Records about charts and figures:
^^^^

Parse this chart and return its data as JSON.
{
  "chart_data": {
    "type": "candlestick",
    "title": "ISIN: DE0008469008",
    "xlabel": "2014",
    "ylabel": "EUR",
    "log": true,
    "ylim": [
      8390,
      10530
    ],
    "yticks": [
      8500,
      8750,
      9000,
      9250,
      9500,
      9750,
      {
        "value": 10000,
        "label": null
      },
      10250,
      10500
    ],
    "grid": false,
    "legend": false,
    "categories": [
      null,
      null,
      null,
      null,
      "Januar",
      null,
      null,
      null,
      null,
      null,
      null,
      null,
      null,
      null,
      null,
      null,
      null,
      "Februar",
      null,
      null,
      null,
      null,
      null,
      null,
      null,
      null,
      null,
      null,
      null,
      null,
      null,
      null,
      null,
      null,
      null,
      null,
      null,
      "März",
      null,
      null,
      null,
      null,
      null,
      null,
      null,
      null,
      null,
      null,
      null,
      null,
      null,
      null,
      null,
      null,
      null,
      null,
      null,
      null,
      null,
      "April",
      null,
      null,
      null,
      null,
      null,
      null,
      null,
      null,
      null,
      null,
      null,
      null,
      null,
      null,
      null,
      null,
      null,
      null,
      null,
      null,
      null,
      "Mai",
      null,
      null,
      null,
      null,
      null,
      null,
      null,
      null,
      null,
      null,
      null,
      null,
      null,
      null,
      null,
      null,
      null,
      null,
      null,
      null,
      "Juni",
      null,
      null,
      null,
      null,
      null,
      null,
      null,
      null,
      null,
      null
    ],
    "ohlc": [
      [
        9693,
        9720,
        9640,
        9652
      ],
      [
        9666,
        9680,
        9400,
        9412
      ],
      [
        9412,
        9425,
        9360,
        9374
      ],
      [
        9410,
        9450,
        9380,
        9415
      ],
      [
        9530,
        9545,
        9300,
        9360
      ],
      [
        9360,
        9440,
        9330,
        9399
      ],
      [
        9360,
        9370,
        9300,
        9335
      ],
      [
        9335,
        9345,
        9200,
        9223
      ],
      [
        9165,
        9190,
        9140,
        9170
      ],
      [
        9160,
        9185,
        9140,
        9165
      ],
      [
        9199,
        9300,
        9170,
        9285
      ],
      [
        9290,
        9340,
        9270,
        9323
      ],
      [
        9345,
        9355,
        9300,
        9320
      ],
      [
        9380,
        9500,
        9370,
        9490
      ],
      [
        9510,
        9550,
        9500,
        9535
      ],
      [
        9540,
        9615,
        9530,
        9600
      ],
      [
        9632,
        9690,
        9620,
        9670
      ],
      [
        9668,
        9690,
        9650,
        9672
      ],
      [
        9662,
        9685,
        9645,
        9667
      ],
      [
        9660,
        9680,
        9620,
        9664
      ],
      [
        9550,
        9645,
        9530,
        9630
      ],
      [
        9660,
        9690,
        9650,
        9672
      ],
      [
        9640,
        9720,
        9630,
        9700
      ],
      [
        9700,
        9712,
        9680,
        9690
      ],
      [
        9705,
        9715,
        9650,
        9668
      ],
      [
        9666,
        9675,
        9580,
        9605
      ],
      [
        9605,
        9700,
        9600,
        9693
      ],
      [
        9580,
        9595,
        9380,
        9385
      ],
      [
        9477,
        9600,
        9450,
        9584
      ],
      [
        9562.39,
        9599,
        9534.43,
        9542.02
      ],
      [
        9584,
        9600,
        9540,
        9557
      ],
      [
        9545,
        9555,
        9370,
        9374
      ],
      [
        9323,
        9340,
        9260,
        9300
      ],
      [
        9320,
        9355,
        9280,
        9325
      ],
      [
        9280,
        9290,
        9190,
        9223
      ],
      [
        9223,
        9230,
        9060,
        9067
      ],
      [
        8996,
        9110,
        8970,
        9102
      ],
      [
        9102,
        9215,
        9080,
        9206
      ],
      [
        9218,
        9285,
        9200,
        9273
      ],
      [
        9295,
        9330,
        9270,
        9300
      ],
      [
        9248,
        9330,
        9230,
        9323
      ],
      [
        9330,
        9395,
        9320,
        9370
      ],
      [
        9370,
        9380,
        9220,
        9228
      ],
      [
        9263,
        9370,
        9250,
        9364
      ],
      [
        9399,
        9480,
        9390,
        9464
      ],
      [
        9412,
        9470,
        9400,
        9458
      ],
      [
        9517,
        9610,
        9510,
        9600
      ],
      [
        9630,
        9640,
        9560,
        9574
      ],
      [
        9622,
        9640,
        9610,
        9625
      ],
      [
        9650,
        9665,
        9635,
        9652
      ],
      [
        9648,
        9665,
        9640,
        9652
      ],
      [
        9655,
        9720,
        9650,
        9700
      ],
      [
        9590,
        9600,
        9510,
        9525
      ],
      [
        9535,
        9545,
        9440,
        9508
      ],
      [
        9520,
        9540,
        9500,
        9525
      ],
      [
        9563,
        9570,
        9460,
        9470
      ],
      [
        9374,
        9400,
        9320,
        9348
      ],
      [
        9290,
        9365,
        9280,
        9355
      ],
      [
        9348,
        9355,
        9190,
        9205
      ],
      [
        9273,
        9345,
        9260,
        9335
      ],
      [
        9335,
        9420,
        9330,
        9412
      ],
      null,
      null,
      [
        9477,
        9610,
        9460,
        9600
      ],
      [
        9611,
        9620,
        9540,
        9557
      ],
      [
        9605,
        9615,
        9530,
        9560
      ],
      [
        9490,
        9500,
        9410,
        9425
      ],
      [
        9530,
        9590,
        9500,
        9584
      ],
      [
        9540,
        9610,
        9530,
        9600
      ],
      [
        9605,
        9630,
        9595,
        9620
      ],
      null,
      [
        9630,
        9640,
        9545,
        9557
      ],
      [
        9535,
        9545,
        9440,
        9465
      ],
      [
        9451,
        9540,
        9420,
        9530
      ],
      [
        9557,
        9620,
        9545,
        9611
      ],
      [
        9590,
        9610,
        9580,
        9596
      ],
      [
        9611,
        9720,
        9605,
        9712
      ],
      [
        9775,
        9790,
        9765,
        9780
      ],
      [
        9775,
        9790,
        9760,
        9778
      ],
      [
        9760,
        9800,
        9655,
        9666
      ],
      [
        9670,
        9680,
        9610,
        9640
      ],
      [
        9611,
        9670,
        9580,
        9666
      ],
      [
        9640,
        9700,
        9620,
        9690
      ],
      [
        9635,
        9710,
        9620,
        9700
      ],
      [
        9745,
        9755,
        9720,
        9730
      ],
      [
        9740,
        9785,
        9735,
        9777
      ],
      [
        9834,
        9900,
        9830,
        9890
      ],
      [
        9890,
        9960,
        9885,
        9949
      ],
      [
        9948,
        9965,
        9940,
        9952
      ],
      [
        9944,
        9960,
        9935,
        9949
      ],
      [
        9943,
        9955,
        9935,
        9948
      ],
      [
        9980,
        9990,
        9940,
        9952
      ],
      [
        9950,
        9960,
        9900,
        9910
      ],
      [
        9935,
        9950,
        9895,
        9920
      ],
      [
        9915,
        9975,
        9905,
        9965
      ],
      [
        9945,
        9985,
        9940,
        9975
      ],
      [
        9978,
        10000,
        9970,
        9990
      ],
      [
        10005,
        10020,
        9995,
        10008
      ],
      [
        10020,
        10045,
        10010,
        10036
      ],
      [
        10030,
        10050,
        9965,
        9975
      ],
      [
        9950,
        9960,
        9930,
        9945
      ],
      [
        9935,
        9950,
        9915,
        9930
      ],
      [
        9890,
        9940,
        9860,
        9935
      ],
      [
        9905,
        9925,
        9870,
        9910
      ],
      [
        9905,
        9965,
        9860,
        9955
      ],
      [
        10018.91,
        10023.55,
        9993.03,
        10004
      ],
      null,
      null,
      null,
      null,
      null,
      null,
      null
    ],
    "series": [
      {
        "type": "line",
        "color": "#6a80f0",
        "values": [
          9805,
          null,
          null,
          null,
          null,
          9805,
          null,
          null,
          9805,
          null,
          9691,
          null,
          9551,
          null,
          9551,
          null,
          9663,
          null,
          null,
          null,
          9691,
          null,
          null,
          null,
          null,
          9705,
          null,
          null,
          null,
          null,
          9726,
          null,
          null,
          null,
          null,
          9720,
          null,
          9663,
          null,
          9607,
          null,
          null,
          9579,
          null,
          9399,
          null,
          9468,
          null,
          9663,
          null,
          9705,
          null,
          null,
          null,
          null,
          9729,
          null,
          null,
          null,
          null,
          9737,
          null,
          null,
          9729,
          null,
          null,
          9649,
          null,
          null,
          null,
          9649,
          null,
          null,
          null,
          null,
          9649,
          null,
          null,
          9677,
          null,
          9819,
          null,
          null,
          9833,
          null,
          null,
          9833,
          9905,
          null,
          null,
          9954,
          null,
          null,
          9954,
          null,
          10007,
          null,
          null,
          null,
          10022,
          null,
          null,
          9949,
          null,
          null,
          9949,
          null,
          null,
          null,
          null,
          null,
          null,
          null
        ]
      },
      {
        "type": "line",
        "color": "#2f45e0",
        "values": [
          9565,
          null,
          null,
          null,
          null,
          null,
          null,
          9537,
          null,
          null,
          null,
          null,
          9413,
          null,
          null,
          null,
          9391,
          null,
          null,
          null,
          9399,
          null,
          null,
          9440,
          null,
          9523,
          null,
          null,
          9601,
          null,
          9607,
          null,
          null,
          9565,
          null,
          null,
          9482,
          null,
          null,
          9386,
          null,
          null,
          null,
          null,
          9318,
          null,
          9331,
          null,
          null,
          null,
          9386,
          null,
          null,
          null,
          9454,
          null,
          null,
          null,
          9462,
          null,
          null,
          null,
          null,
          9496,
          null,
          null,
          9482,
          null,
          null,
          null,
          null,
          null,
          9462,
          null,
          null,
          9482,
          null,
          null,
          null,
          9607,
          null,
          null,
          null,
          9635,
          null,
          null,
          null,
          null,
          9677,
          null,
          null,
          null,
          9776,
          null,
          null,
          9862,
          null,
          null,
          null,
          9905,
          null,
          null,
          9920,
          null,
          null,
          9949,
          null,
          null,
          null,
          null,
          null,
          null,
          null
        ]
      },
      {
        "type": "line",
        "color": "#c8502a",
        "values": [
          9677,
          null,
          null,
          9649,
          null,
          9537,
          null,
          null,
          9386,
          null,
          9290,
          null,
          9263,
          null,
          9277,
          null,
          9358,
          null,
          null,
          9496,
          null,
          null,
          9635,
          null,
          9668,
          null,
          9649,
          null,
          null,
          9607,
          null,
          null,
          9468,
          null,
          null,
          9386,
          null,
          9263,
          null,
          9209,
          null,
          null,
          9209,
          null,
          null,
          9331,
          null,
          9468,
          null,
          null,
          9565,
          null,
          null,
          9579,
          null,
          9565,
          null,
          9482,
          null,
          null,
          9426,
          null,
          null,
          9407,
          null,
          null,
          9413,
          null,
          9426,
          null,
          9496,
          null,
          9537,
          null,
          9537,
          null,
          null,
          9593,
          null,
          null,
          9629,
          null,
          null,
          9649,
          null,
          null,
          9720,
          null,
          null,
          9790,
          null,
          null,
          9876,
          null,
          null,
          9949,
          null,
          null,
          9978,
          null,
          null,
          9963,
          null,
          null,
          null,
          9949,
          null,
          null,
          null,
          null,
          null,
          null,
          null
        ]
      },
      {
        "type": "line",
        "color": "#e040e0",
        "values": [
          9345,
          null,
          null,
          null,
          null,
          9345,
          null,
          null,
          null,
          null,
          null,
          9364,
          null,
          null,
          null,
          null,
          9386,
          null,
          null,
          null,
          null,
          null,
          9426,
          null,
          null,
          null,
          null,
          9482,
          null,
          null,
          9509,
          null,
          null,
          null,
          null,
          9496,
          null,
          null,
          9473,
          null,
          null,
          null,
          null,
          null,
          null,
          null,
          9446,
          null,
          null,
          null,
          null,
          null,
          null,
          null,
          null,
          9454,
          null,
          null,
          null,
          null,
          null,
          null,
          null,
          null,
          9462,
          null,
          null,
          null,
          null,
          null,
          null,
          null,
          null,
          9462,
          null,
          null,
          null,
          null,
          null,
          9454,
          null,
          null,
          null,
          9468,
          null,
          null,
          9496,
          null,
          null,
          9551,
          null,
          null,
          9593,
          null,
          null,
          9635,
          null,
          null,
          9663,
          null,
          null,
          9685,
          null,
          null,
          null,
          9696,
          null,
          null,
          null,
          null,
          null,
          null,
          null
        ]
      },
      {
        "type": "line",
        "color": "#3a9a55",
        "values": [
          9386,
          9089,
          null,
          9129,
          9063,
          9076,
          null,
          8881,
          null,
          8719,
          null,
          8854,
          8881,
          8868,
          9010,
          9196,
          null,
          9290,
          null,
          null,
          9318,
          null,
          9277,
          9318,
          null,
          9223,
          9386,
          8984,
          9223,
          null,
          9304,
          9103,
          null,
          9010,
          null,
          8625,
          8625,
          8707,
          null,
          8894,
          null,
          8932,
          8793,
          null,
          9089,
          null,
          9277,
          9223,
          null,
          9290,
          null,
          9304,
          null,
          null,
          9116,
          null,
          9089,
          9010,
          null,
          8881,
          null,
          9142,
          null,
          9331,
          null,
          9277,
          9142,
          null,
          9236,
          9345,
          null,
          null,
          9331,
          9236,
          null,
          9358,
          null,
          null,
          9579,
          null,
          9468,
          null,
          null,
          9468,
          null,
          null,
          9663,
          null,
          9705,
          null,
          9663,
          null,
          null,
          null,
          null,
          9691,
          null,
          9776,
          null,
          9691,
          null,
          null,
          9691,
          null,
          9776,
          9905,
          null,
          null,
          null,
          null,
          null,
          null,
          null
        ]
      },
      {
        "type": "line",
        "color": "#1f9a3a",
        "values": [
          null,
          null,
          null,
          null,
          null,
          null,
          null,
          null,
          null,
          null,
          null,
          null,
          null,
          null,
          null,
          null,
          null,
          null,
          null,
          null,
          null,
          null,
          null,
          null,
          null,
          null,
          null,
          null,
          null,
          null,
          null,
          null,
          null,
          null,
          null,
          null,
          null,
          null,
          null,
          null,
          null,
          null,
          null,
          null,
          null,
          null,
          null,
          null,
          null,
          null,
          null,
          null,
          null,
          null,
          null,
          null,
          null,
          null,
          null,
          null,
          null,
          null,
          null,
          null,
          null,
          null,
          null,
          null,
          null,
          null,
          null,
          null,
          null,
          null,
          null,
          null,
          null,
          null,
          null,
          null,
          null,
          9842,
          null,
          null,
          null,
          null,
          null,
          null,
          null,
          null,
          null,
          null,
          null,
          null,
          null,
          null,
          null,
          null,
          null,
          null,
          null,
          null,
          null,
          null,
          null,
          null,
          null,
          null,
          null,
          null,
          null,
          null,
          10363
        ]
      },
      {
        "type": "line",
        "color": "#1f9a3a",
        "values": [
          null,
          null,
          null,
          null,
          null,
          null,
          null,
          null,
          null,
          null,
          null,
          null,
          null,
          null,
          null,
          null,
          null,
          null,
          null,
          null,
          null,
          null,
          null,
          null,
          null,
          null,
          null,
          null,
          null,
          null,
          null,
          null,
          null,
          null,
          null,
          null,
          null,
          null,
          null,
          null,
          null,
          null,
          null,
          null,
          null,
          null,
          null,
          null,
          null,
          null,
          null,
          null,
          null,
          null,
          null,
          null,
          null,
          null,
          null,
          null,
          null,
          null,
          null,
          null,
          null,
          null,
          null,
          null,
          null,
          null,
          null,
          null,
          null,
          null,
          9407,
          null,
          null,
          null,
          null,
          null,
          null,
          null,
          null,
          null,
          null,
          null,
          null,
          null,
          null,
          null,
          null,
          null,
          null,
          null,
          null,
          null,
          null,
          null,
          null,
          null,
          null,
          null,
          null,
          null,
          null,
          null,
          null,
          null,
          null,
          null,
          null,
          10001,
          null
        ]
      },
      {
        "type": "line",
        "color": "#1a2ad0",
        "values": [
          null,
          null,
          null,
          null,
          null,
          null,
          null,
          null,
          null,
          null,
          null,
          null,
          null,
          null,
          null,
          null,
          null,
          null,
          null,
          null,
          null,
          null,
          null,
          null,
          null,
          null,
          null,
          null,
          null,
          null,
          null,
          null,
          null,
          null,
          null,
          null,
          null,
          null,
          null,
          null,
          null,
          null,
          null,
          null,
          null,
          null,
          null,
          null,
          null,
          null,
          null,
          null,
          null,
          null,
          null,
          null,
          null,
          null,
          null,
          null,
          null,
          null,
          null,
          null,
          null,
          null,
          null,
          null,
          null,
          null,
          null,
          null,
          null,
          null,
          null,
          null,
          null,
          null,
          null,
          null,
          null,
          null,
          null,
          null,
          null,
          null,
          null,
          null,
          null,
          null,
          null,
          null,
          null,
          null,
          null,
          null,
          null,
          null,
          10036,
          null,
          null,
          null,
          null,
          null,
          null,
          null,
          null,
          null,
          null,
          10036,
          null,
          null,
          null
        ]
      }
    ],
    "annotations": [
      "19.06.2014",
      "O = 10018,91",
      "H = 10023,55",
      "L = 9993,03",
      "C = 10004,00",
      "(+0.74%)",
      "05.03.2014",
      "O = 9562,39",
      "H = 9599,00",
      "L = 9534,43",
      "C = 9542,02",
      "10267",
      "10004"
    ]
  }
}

^^^^

:: TASK DESCRIPTION ::
Report how many lines in the data contain the word "color", with no words besides the number.

:: SOLUTION TO THIS EXERCISE ::
8